• Entries supplied
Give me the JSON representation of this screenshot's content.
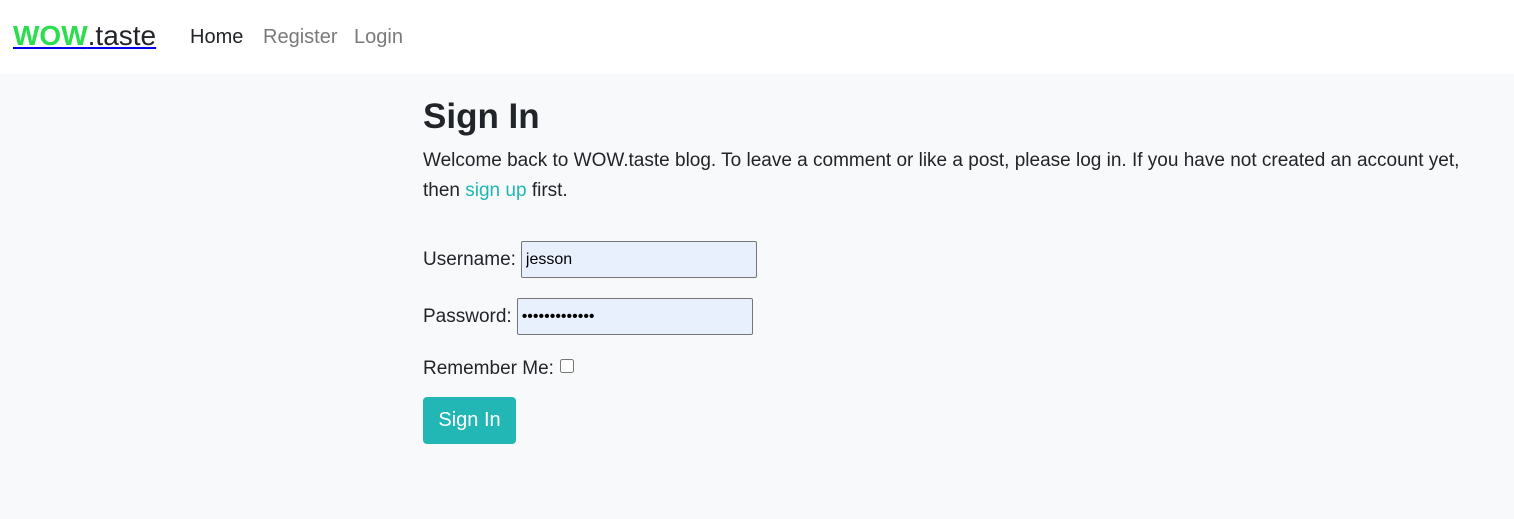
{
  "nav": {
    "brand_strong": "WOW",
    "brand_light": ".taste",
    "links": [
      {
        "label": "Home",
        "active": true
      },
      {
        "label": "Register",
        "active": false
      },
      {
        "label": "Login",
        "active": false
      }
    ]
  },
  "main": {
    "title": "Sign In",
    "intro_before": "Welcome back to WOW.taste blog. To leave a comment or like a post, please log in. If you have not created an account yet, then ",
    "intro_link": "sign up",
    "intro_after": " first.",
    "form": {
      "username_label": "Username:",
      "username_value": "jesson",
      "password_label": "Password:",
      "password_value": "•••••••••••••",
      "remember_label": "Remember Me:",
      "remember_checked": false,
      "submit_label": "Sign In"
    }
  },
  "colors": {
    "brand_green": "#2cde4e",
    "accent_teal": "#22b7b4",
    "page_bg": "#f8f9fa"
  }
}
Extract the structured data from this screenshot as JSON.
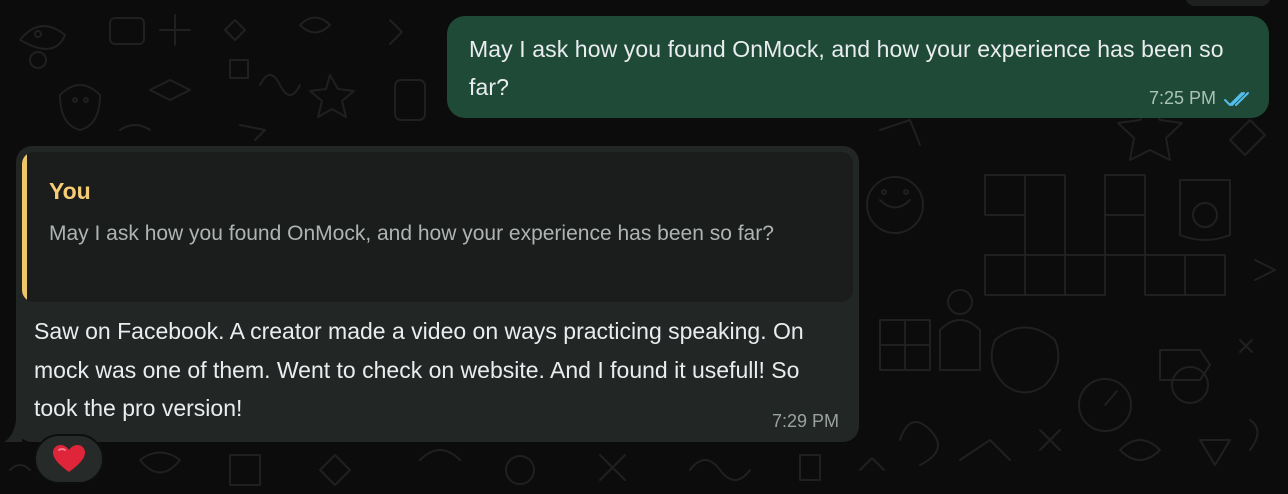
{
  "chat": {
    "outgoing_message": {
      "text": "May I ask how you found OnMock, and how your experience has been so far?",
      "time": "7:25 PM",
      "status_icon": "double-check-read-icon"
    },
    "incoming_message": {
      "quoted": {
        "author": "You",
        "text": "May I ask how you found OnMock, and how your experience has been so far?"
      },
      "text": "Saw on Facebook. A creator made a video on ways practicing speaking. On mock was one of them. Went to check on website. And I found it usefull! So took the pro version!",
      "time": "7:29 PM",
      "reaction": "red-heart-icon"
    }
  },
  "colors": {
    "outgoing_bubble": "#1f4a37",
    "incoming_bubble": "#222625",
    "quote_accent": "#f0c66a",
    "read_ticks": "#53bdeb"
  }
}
---
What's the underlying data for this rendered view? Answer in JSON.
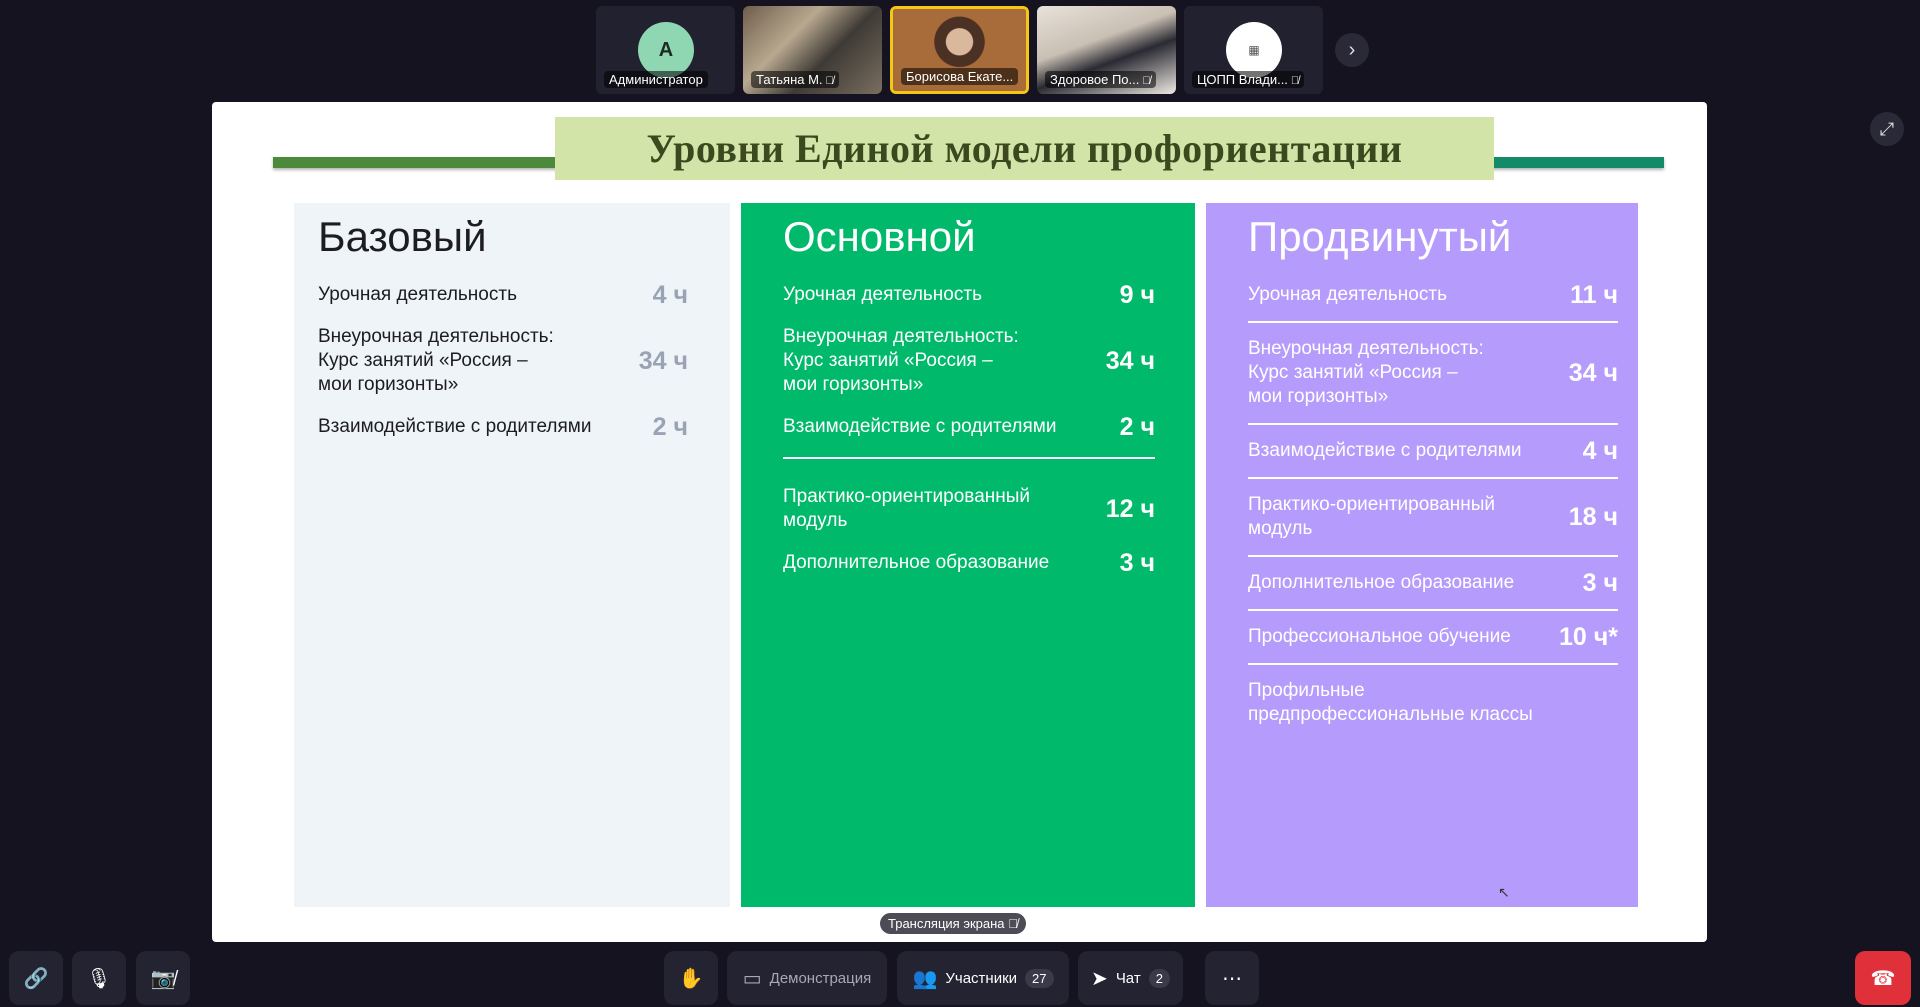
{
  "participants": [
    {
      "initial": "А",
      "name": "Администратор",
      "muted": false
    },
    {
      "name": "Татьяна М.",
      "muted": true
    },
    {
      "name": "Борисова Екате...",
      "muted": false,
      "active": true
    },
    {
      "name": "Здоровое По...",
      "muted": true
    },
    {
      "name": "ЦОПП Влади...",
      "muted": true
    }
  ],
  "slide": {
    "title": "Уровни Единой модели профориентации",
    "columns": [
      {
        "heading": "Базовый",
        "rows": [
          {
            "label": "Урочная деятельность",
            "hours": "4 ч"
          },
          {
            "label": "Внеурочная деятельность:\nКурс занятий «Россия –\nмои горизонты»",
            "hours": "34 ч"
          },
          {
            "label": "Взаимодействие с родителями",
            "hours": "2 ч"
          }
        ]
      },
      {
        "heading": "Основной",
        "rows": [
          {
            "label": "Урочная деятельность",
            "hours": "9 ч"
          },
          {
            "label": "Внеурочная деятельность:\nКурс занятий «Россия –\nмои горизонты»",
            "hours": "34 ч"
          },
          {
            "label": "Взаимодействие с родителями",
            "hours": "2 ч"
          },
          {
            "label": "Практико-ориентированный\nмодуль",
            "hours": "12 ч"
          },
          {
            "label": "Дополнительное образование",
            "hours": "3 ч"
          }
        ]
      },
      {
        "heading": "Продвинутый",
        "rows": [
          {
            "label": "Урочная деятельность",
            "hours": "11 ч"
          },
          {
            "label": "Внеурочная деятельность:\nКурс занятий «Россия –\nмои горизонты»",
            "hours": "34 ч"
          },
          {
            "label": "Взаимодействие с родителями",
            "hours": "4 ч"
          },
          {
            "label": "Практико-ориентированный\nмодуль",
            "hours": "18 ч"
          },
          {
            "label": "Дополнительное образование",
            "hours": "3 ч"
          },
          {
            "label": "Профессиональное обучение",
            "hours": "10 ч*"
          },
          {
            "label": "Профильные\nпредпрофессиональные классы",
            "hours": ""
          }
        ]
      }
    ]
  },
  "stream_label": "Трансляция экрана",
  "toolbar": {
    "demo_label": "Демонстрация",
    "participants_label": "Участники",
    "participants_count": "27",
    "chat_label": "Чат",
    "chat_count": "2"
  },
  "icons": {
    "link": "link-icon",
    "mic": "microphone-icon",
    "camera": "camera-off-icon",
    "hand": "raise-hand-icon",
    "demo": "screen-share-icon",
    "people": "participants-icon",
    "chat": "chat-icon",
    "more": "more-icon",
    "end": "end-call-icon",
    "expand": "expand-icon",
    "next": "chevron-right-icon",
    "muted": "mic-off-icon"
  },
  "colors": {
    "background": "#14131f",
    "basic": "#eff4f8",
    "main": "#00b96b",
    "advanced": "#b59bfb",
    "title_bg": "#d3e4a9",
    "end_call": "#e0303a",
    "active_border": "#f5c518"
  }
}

• Exercise
Select and copy every line from the records that includes the word "your".

• Result of this task
      "text": "May I ask how you found OnMock, and how your experience has been so far?",
        "text": "May I ask how you found OnMock, and how your experience has been so far?"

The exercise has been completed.